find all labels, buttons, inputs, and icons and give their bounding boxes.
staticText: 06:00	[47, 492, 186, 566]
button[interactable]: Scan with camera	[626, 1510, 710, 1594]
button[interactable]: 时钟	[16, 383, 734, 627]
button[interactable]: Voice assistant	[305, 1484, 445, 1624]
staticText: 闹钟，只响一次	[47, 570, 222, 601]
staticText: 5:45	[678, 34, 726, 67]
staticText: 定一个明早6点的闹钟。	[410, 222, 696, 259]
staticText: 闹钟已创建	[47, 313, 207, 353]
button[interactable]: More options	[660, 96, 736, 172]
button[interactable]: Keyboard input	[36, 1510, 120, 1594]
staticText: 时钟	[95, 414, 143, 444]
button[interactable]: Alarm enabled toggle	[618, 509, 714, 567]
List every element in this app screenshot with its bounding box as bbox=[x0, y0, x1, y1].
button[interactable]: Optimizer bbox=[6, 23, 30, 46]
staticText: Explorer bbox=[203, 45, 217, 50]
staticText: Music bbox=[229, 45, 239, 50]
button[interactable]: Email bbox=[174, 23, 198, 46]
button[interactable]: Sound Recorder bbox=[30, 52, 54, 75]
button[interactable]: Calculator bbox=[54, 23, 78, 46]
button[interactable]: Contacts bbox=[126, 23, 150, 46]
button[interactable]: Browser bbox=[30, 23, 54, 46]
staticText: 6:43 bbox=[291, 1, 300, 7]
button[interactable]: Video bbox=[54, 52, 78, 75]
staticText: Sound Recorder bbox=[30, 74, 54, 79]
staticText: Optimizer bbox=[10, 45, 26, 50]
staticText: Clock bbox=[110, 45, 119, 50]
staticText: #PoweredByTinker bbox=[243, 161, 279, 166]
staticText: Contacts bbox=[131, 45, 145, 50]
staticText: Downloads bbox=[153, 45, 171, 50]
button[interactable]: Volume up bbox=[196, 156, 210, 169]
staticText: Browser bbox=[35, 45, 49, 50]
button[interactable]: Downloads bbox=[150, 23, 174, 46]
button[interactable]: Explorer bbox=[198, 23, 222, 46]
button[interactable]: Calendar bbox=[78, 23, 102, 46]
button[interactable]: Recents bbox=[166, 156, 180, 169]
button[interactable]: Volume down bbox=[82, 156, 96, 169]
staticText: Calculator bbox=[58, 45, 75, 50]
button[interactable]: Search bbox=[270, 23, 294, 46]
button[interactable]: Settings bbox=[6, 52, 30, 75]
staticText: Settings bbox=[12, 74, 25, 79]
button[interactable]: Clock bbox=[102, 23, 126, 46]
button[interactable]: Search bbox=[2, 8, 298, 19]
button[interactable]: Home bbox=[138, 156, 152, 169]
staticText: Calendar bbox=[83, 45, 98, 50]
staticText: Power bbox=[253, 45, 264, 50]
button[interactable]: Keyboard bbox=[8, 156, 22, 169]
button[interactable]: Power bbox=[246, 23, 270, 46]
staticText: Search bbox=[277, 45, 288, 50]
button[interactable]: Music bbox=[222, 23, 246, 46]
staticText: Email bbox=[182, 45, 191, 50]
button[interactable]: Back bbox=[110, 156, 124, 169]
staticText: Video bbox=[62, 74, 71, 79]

■ EXERCISE DIRECTIONS
Count the lines in the records that contain the word "Video", and reply with the number alone.

■ RESULT OF THE EXERCISE
2